[EXERCISE]
Please print every record that follows, keeping each one exactly as it is.

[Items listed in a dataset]
*-*-*
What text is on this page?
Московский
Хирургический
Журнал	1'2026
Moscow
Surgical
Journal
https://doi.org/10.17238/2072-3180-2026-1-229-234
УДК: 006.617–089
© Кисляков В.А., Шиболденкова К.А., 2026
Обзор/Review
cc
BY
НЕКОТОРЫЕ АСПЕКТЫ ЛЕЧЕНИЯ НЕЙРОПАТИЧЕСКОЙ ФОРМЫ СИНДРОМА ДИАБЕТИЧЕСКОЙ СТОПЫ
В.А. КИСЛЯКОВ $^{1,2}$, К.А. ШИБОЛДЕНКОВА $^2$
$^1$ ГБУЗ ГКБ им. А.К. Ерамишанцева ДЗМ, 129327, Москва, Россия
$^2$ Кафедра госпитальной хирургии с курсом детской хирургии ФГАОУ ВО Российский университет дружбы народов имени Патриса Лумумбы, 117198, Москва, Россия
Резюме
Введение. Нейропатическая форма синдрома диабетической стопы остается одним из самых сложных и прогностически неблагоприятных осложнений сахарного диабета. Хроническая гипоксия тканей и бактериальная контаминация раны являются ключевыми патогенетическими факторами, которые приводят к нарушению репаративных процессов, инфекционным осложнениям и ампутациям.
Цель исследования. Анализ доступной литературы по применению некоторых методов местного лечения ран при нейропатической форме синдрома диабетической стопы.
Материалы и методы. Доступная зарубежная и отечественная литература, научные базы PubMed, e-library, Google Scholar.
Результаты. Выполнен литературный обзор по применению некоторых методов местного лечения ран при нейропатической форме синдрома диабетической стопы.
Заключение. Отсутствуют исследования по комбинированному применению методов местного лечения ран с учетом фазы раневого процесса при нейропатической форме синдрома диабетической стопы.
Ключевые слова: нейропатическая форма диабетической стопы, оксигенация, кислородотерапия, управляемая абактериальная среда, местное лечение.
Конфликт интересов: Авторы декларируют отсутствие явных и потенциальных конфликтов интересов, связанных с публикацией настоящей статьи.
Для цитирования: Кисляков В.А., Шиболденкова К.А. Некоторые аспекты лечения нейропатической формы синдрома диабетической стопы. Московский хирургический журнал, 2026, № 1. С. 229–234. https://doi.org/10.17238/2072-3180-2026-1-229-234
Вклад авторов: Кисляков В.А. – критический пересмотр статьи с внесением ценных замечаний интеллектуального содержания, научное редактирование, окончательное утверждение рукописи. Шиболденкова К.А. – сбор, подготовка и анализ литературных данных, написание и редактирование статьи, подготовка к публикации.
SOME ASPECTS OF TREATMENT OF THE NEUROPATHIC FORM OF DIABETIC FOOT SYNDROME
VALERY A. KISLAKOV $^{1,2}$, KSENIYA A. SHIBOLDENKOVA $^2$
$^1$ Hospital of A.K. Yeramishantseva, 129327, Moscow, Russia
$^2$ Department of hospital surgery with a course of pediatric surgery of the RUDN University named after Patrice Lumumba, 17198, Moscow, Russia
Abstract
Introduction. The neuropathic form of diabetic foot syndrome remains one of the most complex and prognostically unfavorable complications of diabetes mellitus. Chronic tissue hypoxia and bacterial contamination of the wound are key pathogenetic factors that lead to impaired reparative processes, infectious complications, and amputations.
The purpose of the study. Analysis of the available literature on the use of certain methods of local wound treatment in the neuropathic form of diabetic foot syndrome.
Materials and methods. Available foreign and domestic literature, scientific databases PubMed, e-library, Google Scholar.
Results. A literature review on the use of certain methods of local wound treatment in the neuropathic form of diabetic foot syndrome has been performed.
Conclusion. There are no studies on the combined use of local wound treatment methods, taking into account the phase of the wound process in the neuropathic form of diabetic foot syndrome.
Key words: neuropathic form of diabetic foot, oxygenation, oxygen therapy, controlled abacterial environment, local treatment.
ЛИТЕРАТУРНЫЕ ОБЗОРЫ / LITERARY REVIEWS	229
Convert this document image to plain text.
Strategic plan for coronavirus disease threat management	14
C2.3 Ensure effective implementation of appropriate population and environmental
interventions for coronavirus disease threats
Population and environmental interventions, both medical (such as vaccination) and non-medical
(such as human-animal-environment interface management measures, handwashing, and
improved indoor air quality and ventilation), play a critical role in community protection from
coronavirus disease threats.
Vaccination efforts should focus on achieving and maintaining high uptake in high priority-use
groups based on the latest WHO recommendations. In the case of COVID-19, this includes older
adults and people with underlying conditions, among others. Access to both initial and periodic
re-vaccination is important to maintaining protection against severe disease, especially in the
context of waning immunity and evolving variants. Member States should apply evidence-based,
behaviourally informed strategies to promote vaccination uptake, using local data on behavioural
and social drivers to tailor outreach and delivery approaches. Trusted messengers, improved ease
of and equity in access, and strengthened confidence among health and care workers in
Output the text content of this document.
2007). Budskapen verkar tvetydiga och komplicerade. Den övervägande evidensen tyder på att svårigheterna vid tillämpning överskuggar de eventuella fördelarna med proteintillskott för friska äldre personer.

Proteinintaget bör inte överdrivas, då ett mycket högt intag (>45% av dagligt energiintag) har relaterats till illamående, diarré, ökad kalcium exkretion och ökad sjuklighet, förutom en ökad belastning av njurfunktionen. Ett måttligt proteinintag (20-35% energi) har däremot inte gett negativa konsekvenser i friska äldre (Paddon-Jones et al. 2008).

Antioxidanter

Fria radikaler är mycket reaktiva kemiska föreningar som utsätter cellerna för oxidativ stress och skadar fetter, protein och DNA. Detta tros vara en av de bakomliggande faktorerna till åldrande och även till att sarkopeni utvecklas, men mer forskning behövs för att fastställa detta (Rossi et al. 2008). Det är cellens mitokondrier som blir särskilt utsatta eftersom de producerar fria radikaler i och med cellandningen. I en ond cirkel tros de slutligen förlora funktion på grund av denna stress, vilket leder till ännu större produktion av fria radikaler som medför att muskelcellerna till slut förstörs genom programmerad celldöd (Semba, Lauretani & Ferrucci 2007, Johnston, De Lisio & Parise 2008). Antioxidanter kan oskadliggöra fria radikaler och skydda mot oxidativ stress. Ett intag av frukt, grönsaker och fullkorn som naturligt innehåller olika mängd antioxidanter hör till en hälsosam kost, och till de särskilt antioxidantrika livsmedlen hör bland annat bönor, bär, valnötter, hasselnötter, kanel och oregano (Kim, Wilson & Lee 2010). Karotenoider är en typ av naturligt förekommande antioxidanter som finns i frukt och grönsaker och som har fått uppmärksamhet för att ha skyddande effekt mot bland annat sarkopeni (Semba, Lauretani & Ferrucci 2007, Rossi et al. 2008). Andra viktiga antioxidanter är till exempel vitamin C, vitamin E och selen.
*-*-*
[WORKED SOLUTION]
What text is on this page?
Московский
Хирургический
Журнал	1'2026
Moscow
Surgical
Journal
https://doi.org/10.17238/2072-3180-2026-1-229-234
УДК: 006.617–089
© Кисляков В.А., Шиболденкова К.А., 2026
Обзор/Review
cc
BY
НЕКОТОРЫЕ АСПЕКТЫ ЛЕЧЕНИЯ НЕЙРОПАТИЧЕСКОЙ ФОРМЫ СИНДРОМА ДИАБЕТИЧЕСКОЙ СТОПЫ
В.А. КИСЛЯКОВ $^{1,2}$, К.А. ШИБОЛДЕНКОВА $^2$
$^1$ ГБУЗ ГКБ им. А.К. Ерамишанцева ДЗМ, 129327, Москва, Россия
$^2$ Кафедра госпитальной хирургии с курсом детской хирургии ФГАОУ ВО Российский университет дружбы народов имени Патриса Лумумбы, 117198, Москва, Россия
Резюме
Введение. Нейропатическая форма синдрома диабетической стопы остается одним из самых сложных и прогностически неблагоприятных осложнений сахарного диабета. Хроническая гипоксия тканей и бактериальная контаминация раны являются ключевыми патогенетическими факторами, которые приводят к нарушению репаративных процессов, инфекционным осложнениям и ампутациям.
Цель исследования. Анализ доступной литературы по применению некоторых методов местного лечения ран при нейропатической форме синдрома диабетической стопы.
Материалы и методы. Доступная зарубежная и отечественная литература, научные базы PubMed, e-library, Google Scholar.
Результаты. Выполнен литературный обзор по применению некоторых методов местного лечения ран при нейропатической форме синдрома диабетической стопы.
Заключение. Отсутствуют исследования по комбинированному применению методов местного лечения ран с учетом фазы раневого процесса при нейропатической форме синдрома диабетической стопы.
Ключевые слова: нейропатическая форма диабетической стопы, оксигенация, кислородотерапия, управляемая абактериальная среда, местное лечение.
Конфликт интересов: Авторы декларируют отсутствие явных и потенциальных конфликтов интересов, связанных с публикацией настоящей статьи.
Для цитирования: Кисляков В.А., Шиболденкова К.А. Некоторые аспекты лечения нейропатической формы синдрома диабетической стопы. Московский хирургический журнал, 2026, № 1. С. 229–234. https://doi.org/10.17238/2072-3180-2026-1-229-234
Вклад авторов: Кисляков В.А. – критический пересмотр статьи с внесением ценных замечаний интеллектуального содержания, научное редактирование, окончательное утверждение рукописи. Шиболденкова К.А. – сбор, подготовка и анализ литературных данных, написание и редактирование статьи, подготовка к публикации.
SOME ASPECTS OF TREATMENT OF THE NEUROPATHIC FORM OF DIABETIC FOOT SYNDROME
VALERY A. KISLAKOV $^{1,2}$, KSENIYA A. SHIBOLDENKOVA $^2$
$^1$ Hospital of A.K. Yeramishantseva, 129327, Moscow, Russia
$^2$ Department of hospital surgery with a course of pediatric surgery of the RUDN University named after Patrice Lumumba, 17198, Moscow, Russia
Abstract
Introduction. The neuropathic form of diabetic foot syndrome remains one of the most complex and prognostically unfavorable complications of diabetes mellitus. Chronic tissue hypoxia and bacterial contamination of the wound are key pathogenetic factors that lead to impaired reparative processes, infectious complications, and amputations.
The purpose of the study. Analysis of the available literature on the use of certain methods of local wound treatment in the neuropathic form of diabetic foot syndrome.
Materials and methods. Available foreign and domestic literature, scientific databases PubMed, e-library, Google Scholar.
Results. A literature review on the use of certain methods of local wound treatment in the neuropathic form of diabetic foot syndrome has been performed.
Conclusion. There are no studies on the combined use of local wound treatment methods, taking into account the phase of the wound process in the neuropathic form of diabetic foot syndrome.
Key words: neuropathic form of diabetic foot, oxygenation, oxygen therapy, controlled abacterial environment, local treatment.
ЛИТЕРАТУРНЫЕ ОБЗОРЫ / LITERARY REVIEWS	229
Convert this document image to plain text.
Strategic plan for coronavirus disease threat management	14
C2.3 Ensure effective implementation of appropriate population and environmental
interventions for coronavirus disease threats
Population and environmental interventions, both medical (such as vaccination) and non-medical
(such as human-animal-environment interface management measures, handwashing, and
improved indoor air quality and ventilation), play a critical role in community protection from
coronavirus disease threats.
Vaccination efforts should focus on achieving and maintaining high uptake in high priority-use
groups based on the latest WHO recommendations. In the case of COVID-19, this includes older
adults and people with underlying conditions, among others. Access to both initial and periodic
re-vaccination is important to maintaining protection against severe disease, especially in the
context of waning immunity and evolving variants. Member States should apply evidence-based,
behaviourally informed strategies to promote vaccination uptake, using local data on behavioural
and social drivers to tailor outreach and delivery approaches. Trusted messengers, improved ease
of and equity in access, and strengthened confidence among health and care workers in
Output the text content of this document.
2007). Budskapen verkar tvetydiga och komplicerade. Den övervägande evidensen tyder på att svårigheterna vid tillämpning överskuggar de eventuella fördelarna med proteintillskott för friska äldre personer.

Proteinintaget bör inte överdrivas, då ett mycket högt intag (>45% av dagligt energiintag) har relaterats till illamående, diarré, ökad kalcium exkretion och ökad sjuklighet, förutom en ökad belastning av njurfunktionen. Ett måttligt proteinintag (20-35% energi) har däremot inte gett negativa konsekvenser i friska äldre (Paddon-Jones et al. 2008).

Antioxidanter

Fria radikaler är mycket reaktiva kemiska föreningar som utsätter cellerna för oxidativ stress och skadar fetter, protein och DNA. Detta tros vara en av de bakomliggande faktorerna till åldrande och även till att sarkopeni utvecklas, men mer forskning behövs för att fastställa detta (Rossi et al. 2008). Det är cellens mitokondrier som blir särskilt utsatta eftersom de producerar fria radikaler i och med cellandningen. I en ond cirkel tros de slutligen förlora funktion på grund av denna stress, vilket leder till ännu större produktion av fria radikaler som medför att muskelcellerna till slut förstörs genom programmerad celldöd (Semba, Lauretani & Ferrucci 2007, Johnston, De Lisio & Parise 2008). Antioxidanter kan oskadliggöra fria radikaler och skydda mot oxidativ stress. Ett intag av frukt, grönsaker och fullkorn som naturligt innehåller olika mängd antioxidanter hör till en hälsosam kost, och till de särskilt antioxidantrika livsmedlen hör bland annat bönor, bär, valnötter, hasselnötter, kanel och oregano (Kim, Wilson & Lee 2010). Karotenoider är en typ av naturligt förekommande antioxidanter som finns i frukt och grönsaker och som har fått uppmärksamhet för att ha skyddande effekt mot bland annat sarkopeni (Semba, Lauretani & Ferrucci 2007, Rossi et al. 2008). Andra viktiga antioxidanter är till exempel vitamin C, vitamin E och selen.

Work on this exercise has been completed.